WORK REQUIRED |
What lines of the listing include the string "screenshot"? Show them all.
- - - - - - -
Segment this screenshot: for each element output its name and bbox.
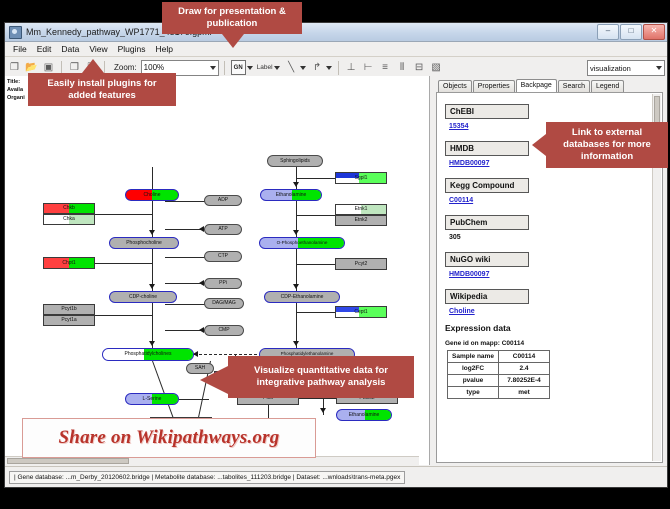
table-row: log2FC 2.4 (448, 363, 550, 375)
chevron-down-icon[interactable] (300, 66, 306, 70)
node-sphingolipids[interactable]: Sphingolipids (267, 155, 323, 167)
line-icon: ╲ (284, 60, 299, 75)
edge-cept1-to-backbone (296, 312, 336, 313)
genenode-icon: GN (231, 60, 246, 75)
node-label: Ethanolamine (276, 193, 307, 198)
menu-view[interactable]: View (84, 43, 112, 55)
node-label: Sphingolipids (280, 159, 310, 164)
edge-ppi-curve (165, 283, 201, 284)
arrowhead-down-6 (293, 284, 299, 289)
align-top-icon[interactable]: ⊥ (344, 60, 359, 75)
chevron-down-icon[interactable] (326, 66, 332, 70)
edge-adp-curve (165, 201, 205, 202)
edge-sphingo-eth-stub (152, 167, 153, 189)
node-atp[interactable]: ATP (204, 224, 242, 235)
zoom-value: 100% (144, 63, 164, 72)
table-row: pvalue 7.80252E-4 (448, 375, 550, 387)
gene-pcyt1a[interactable]: Pcyt1a (43, 315, 95, 326)
title-bar: Mm_Kennedy_pathway_WP1771_45176.gpml – □… (5, 23, 667, 42)
gene-label: Pcyt1a (61, 318, 76, 323)
node-label: ATP (218, 227, 227, 232)
node-cmp[interactable]: CMP (204, 325, 244, 336)
edge-atp-curve (165, 229, 201, 230)
tab-backpage[interactable]: Backpage (516, 79, 557, 92)
callout-links: Link to external databases for more info… (546, 122, 668, 168)
gene-label: Etnk2 (355, 218, 368, 223)
cell-value: 2.4 (499, 363, 550, 375)
chevron-down-icon[interactable] (247, 66, 253, 70)
node-label: DAG/MAG (212, 301, 236, 306)
node-ethanolamine-bottom[interactable]: Ethanolamine (336, 409, 392, 421)
cell-value: C00114 (499, 351, 550, 363)
table-row: Sample name C00114 (448, 351, 550, 363)
node-label: ADP (218, 198, 228, 203)
node-phosphatidylcholines[interactable]: Phosphatidylcholines (102, 348, 194, 361)
pathway-canvas-pane[interactable]: Title: Availa Organi (5, 76, 430, 465)
maximize-button[interactable]: □ (620, 24, 642, 40)
expression-data-table: Sample name C00114 log2FC 2.4 pvalue 7.8… (447, 350, 550, 399)
new-file-icon[interactable]: ❐ (7, 60, 22, 75)
table-row: type met (448, 387, 550, 399)
arrowhead-down-4 (293, 182, 299, 187)
gene-etnk2[interactable]: Etnk2 (335, 215, 387, 226)
node-label: O-Phosphoethanolamine (277, 241, 328, 246)
close-button[interactable]: ✕ (643, 24, 665, 40)
cell-key: log2FC (448, 363, 499, 375)
node-label: Ethanolamine (349, 413, 380, 418)
tab-search[interactable]: Search (558, 80, 590, 92)
callout-links-arrow (532, 134, 546, 156)
cell-key: Sample name (448, 351, 499, 363)
node-label: Choline (144, 193, 161, 198)
datanode-tool[interactable]: GN (231, 60, 253, 75)
edge-ctp-curve (165, 257, 205, 258)
gene-chpt1[interactable]: Chpt1 (43, 257, 95, 269)
menu-bar: File Edit Data View Plugins Help (5, 42, 667, 57)
arrowhead-down-8 (320, 408, 326, 413)
cell-key: type (448, 387, 499, 399)
db-header-hmdb: HMDB (445, 141, 529, 156)
line-tool[interactable]: ╲ (284, 60, 306, 75)
pathway-canvas[interactable]: Sphingolipids Choline Ethanolamine ADP (5, 76, 429, 465)
tab-properties[interactable]: Properties (473, 80, 515, 92)
arrowhead-down-5 (293, 230, 299, 235)
gene-id-on-mapp: Gene id on mapp: C00114 (445, 340, 662, 347)
align-left-icon[interactable]: ⊢ (361, 60, 376, 75)
common-width-icon[interactable]: ⊟ (412, 60, 427, 75)
gene-chka[interactable]: Chka (43, 214, 95, 225)
gene-label: Sgpl1 (355, 176, 368, 181)
distribute-vertical-icon[interactable]: ≡ (378, 60, 393, 75)
chevron-down-icon (210, 66, 216, 70)
share-banner-text: Share on Wikipathways.org (59, 427, 280, 449)
gene-pcyt2[interactable]: Pcyt2 (335, 258, 387, 270)
node-label: L-Serine (143, 397, 162, 402)
edge-chpt1-to-backbone (95, 263, 152, 264)
menu-edit[interactable]: Edit (32, 43, 57, 55)
status-text: | Gene database: ...m_Derby_20120602.bri… (9, 471, 405, 484)
node-adp[interactable]: ADP (204, 195, 242, 206)
tab-legend[interactable]: Legend (591, 80, 624, 92)
gene-cept1[interactable]: Cept1 (335, 306, 387, 318)
node-label: CMP (218, 328, 229, 333)
edge-chk-to-backbone (95, 214, 152, 215)
label-tool-text: Label (257, 64, 273, 71)
db-value-pubchem: 305 (449, 234, 662, 241)
db-header-kegg-compound: Kegg Compound (445, 178, 529, 193)
visualization-combobox[interactable]: visualization (587, 60, 665, 76)
gene-label: Pcyt2 (355, 262, 368, 267)
distribute-horizontal-icon[interactable]: ⦀ (395, 60, 410, 75)
gene-sgpl1[interactable]: Sgpl1 (335, 172, 387, 184)
chevron-down-icon (656, 66, 662, 70)
visualization-value: visualization (590, 64, 631, 73)
arrowhead-down-2 (149, 284, 155, 289)
screenshot-root: Mm_Kennedy_pathway_WP1771_45176.gpml – □… (0, 0, 670, 509)
expression-data-title: Expression data (445, 323, 662, 333)
db-link-kegg-compound[interactable]: C00114 (449, 197, 662, 204)
menu-data[interactable]: Data (56, 43, 84, 55)
interaction-icon: ↱ (310, 60, 325, 75)
gene-label: Cept1 (354, 310, 367, 315)
edge-cmp-curve (165, 330, 201, 331)
node-o-phosphoethanolamine[interactable]: O-Phosphoethanolamine (259, 237, 345, 249)
cell-value: 7.80252E-4 (499, 375, 550, 387)
callout-visualize: Visualize quantitative data for integrat… (228, 356, 414, 398)
common-height-icon[interactable]: ▧ (429, 60, 444, 75)
zoom-label: Zoom: (114, 63, 137, 72)
arrowhead-down-7 (293, 341, 299, 346)
edge-pcyt1-to-backbone (95, 315, 152, 316)
side-panel-tabs: Objects Properties Backpage Search Legen… (430, 76, 667, 92)
chevron-down-icon[interactable] (274, 66, 280, 70)
node-label: CTP (218, 254, 228, 259)
gene-label: Pcyt1b (61, 307, 76, 312)
menu-plugins[interactable]: Plugins (113, 43, 151, 55)
db-header-wikipedia: Wikipedia (445, 289, 529, 304)
gene-label: Chka (63, 217, 75, 222)
callout-draw: Draw for presentation & publication (162, 2, 302, 34)
cell-value: met (499, 387, 550, 399)
edge-etnk-to-backbone (296, 215, 336, 216)
label-tool[interactable]: Label (257, 64, 280, 71)
gene-etnk1[interactable]: Etnk1 (335, 204, 387, 215)
callout-visualize-arrow (200, 366, 228, 394)
menu-file[interactable]: File (8, 43, 32, 55)
menu-help[interactable]: Help (151, 43, 178, 55)
gene-label: Etnk1 (355, 207, 368, 212)
arrowhead-down-1 (149, 230, 155, 235)
status-bar: | Gene database: ...m_Derby_20120602.bri… (5, 466, 667, 487)
window-controls: – □ ✕ (597, 24, 665, 40)
db-header-chebi: ChEBI (445, 104, 529, 119)
callout-plugins-arrow (82, 59, 104, 73)
callout-draw-arrow (222, 34, 244, 48)
edge-lserine-left-connector (179, 399, 209, 400)
gene-label: Chpt1 (62, 261, 75, 266)
toolbar-separator-4 (338, 61, 339, 75)
node-label: Phosphocholine (126, 241, 162, 246)
node-choline-top[interactable]: Choline (125, 189, 179, 201)
db-link-wikipedia[interactable]: Choline (449, 308, 662, 315)
callout-plugins: Easily install plugins for added feature… (28, 73, 176, 106)
minimize-button[interactable]: – (597, 24, 619, 40)
db-header-nugo-wiki: NuGO wiki (445, 252, 529, 267)
arrowhead-down-3 (149, 341, 155, 346)
scrollbar-thumb[interactable] (7, 458, 129, 464)
gene-chkb[interactable]: Chkb (43, 203, 95, 214)
node-ethanolamine-top[interactable]: Ethanolamine (260, 189, 322, 201)
tab-objects[interactable]: Objects (438, 80, 472, 92)
node-dag-mag[interactable]: DAG/MAG (204, 298, 244, 309)
db-header-pubchem: PubChem (445, 215, 529, 230)
node-phosphocholine[interactable]: Phosphocholine (109, 237, 179, 249)
edge-sgpl1-to-backbone (296, 178, 336, 179)
app-icon (9, 26, 22, 39)
node-label: CDP-Ethanolamine (281, 295, 324, 300)
share-banner: Share on Wikipathways.org (22, 418, 316, 458)
node-label: CDP-choline (129, 295, 157, 300)
node-label: Phosphatidylcholines (125, 352, 172, 357)
node-cdp-ethanolamine[interactable]: CDP-Ethanolamine (264, 291, 340, 303)
edge-dag-curve (165, 304, 205, 305)
gene-label: Chkb (63, 206, 75, 211)
db-link-nugo-wiki[interactable]: HMDB00097 (449, 271, 662, 278)
edge-ptdeth-to-ptdcho (194, 354, 262, 355)
toolbar-separator-3 (224, 61, 225, 75)
node-l-serine-left[interactable]: L-Serine (125, 393, 179, 405)
node-cdp-choline[interactable]: CDP-choline (109, 291, 177, 303)
node-label: PPi (219, 281, 227, 286)
interaction-tool[interactable]: ↱ (310, 60, 332, 75)
edge-ptdss2-connector (299, 398, 336, 399)
node-ctp[interactable]: CTP (204, 251, 242, 262)
cell-key: pvalue (448, 375, 499, 387)
edge-pcyt2-to-backbone (296, 264, 336, 265)
gene-pcyt1b[interactable]: Pcyt1b (43, 304, 95, 315)
node-ppi[interactable]: PPi (204, 278, 242, 289)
- - - - - - -
SOLUTION FOR THIS EXERCISE |
Segment this screenshot: for each element output its name and bbox.
screenshot-root: Mm_Kennedy_pathway_WP1771_45176.gpml – □… (0, 0, 670, 509)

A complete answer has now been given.